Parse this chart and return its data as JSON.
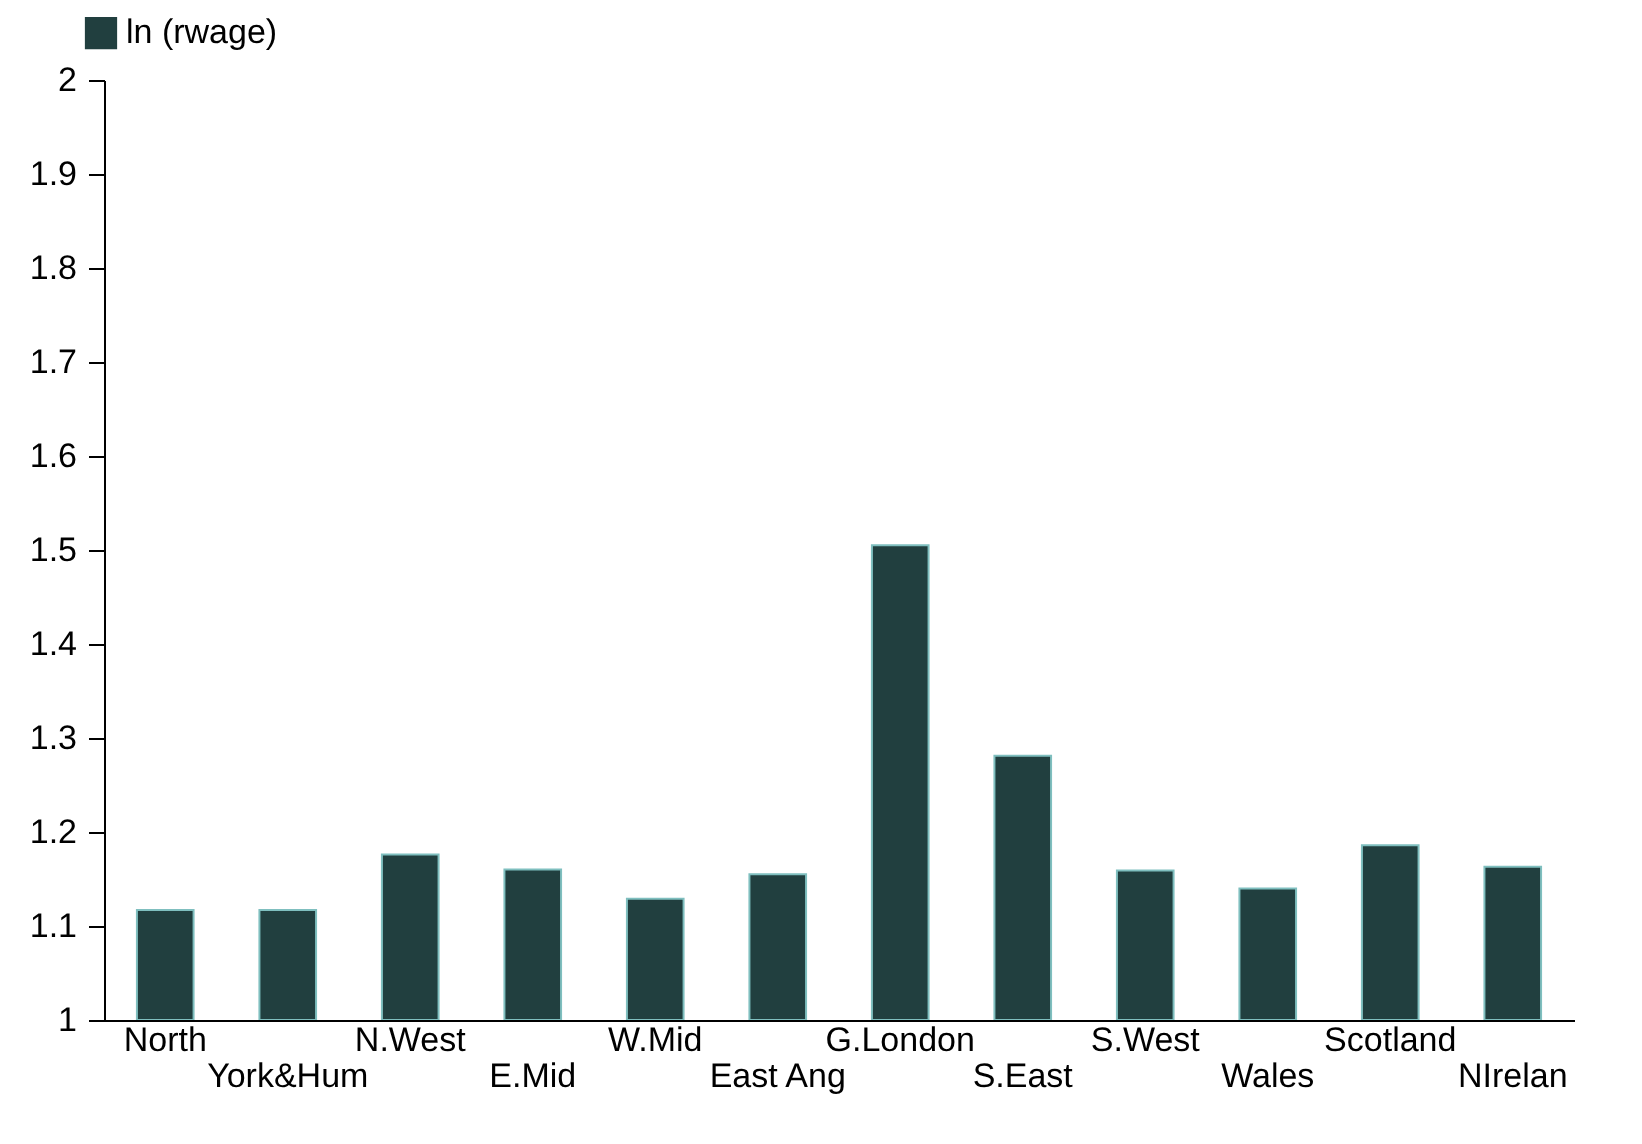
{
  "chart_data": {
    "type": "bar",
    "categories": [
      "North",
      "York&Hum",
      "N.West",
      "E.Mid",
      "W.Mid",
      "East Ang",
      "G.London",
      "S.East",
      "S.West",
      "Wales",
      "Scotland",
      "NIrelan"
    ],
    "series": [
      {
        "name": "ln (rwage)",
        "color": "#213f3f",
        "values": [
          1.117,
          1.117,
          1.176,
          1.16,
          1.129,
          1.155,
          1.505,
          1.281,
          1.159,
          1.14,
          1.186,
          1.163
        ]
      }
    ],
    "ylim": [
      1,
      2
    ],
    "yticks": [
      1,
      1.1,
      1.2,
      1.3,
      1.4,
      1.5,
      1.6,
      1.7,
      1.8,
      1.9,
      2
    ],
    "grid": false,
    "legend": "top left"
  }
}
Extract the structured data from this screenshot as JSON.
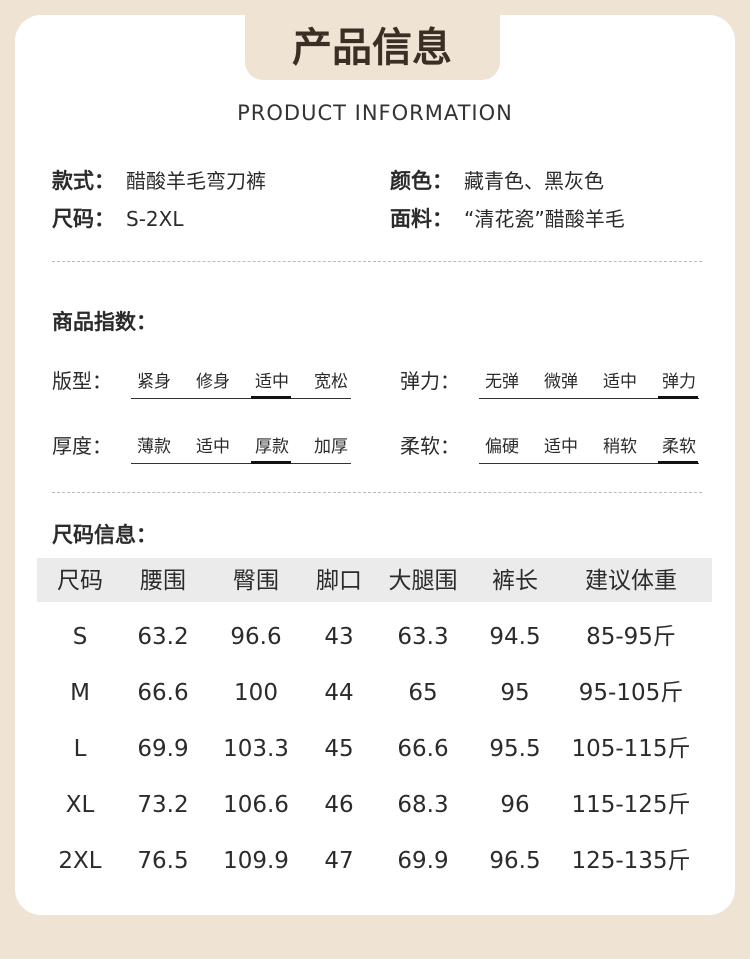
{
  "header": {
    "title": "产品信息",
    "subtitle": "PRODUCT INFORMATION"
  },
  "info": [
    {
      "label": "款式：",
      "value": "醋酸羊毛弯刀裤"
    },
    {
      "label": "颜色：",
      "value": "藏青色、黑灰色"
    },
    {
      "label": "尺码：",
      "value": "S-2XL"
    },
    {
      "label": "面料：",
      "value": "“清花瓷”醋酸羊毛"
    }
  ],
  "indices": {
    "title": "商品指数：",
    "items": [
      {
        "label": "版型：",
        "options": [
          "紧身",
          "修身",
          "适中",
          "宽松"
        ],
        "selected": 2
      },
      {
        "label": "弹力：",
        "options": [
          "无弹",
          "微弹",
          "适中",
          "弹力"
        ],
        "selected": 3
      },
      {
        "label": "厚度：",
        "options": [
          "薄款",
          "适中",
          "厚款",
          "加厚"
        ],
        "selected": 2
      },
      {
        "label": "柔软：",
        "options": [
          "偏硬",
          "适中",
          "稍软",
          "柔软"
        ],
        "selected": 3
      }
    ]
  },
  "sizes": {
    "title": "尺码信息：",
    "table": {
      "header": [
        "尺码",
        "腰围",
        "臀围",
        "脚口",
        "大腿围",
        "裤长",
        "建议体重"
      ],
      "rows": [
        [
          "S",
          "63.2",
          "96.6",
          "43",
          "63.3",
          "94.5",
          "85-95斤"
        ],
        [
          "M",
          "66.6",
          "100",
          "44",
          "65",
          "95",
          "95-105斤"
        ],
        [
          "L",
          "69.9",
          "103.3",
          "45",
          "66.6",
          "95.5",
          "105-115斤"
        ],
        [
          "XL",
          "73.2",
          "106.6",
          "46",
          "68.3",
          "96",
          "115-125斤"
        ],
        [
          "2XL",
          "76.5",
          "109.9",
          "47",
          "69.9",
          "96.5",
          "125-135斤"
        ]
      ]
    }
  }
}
==
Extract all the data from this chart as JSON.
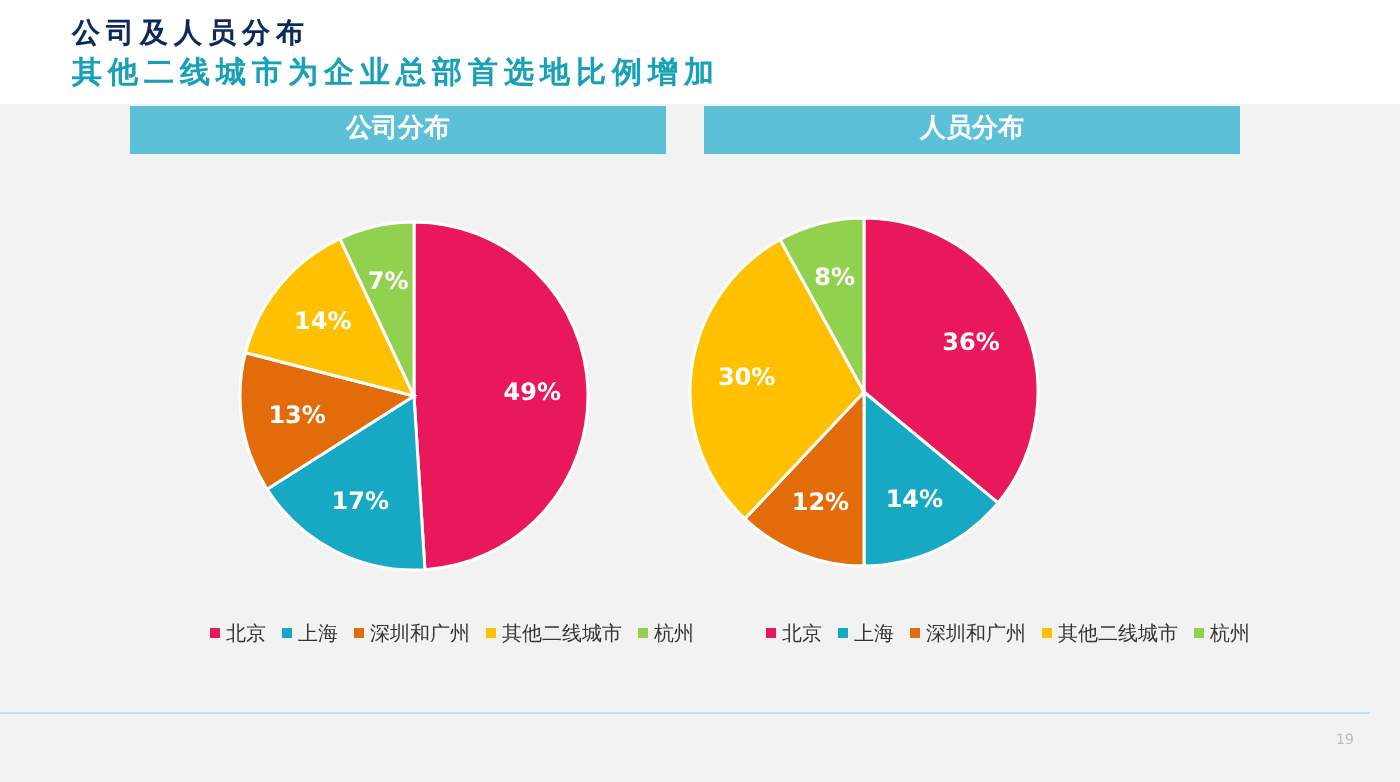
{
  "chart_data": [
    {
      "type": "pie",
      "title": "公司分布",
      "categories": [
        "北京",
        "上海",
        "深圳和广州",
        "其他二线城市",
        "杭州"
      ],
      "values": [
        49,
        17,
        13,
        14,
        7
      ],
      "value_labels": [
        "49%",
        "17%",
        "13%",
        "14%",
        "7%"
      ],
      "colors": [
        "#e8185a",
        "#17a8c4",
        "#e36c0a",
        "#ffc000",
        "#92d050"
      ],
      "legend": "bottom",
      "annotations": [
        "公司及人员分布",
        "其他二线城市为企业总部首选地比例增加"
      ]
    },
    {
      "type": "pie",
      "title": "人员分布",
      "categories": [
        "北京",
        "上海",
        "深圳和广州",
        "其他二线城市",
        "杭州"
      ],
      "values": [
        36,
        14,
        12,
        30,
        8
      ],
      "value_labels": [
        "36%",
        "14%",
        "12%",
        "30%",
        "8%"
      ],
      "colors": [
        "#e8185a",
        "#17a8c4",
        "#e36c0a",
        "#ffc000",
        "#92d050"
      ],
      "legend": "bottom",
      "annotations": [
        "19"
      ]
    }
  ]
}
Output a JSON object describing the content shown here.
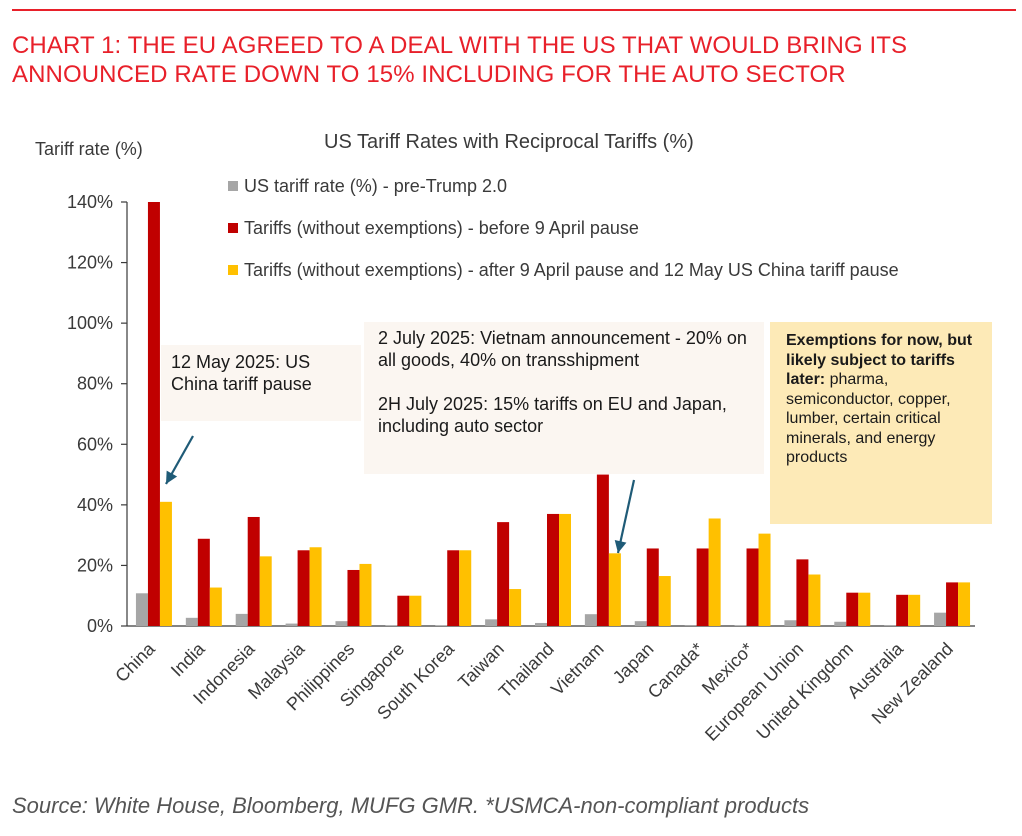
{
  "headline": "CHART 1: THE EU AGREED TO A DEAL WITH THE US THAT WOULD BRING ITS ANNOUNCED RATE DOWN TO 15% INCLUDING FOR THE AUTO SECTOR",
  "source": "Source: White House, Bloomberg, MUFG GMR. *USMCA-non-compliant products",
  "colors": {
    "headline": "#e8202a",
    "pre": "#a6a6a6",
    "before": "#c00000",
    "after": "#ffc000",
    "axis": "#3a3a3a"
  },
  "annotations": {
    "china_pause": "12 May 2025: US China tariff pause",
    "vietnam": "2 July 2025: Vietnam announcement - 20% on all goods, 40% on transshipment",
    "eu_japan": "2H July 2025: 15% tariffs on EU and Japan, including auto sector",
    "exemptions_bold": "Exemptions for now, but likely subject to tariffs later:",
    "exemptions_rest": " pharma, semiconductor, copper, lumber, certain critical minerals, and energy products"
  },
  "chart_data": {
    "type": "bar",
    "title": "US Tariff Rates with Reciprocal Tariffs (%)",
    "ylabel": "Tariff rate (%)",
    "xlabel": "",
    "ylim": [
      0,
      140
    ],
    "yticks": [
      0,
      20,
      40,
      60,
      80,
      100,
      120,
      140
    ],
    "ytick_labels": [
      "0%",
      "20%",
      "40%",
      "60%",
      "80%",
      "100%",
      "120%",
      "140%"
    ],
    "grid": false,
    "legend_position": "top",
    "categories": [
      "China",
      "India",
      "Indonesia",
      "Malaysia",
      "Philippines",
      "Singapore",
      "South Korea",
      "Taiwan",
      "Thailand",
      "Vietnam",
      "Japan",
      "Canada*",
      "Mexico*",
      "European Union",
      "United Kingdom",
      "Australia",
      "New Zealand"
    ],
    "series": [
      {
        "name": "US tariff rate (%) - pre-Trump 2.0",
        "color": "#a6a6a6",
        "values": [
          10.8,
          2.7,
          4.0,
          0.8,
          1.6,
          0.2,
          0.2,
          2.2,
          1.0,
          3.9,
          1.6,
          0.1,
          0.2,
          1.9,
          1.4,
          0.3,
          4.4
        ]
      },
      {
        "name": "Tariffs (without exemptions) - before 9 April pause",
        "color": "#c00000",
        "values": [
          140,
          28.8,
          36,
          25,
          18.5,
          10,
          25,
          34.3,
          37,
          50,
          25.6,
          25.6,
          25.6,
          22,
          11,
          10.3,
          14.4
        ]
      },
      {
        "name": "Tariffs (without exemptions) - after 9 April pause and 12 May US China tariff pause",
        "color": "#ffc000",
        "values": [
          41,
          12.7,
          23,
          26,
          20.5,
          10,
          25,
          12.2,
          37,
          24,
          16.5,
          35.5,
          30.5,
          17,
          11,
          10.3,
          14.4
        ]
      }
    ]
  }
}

- _Written problem_:
Show all lines from the data above in which the word "products" appears.

- _Written answer_:
  "source": "Source: White House, Bloomberg, MUFG GMR. *USMCA-non-compliant products",
    "exemptions_rest": " pharma, semiconductor, copper, lumber, certain critical minerals, and energy products"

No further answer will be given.